## AIM OF THE EXERCISE
Look through the lines below and extract any with the word "label".
--- RECORDS TO USE ---
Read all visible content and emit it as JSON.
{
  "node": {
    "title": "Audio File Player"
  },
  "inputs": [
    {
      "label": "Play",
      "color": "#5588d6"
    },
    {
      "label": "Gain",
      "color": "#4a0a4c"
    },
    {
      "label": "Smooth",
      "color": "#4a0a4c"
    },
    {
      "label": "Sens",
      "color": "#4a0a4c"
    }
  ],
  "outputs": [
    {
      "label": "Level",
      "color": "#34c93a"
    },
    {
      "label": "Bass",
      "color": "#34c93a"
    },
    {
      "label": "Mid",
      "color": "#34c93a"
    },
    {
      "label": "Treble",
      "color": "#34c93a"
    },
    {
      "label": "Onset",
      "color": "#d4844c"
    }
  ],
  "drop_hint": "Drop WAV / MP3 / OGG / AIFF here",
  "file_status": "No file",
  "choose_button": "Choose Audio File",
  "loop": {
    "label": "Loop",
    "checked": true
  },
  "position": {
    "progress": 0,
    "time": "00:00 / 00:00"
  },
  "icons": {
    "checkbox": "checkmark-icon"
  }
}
---
## SOLUTION
      "label": "Play",
      "label": "Gain",
      "label": "Smooth",
      "label": "Sens",
      "label": "Level",
      "label": "Bass",
      "label": "Mid",
      "label": "Treble",
      "label": "Onset",
    "label": "Loop",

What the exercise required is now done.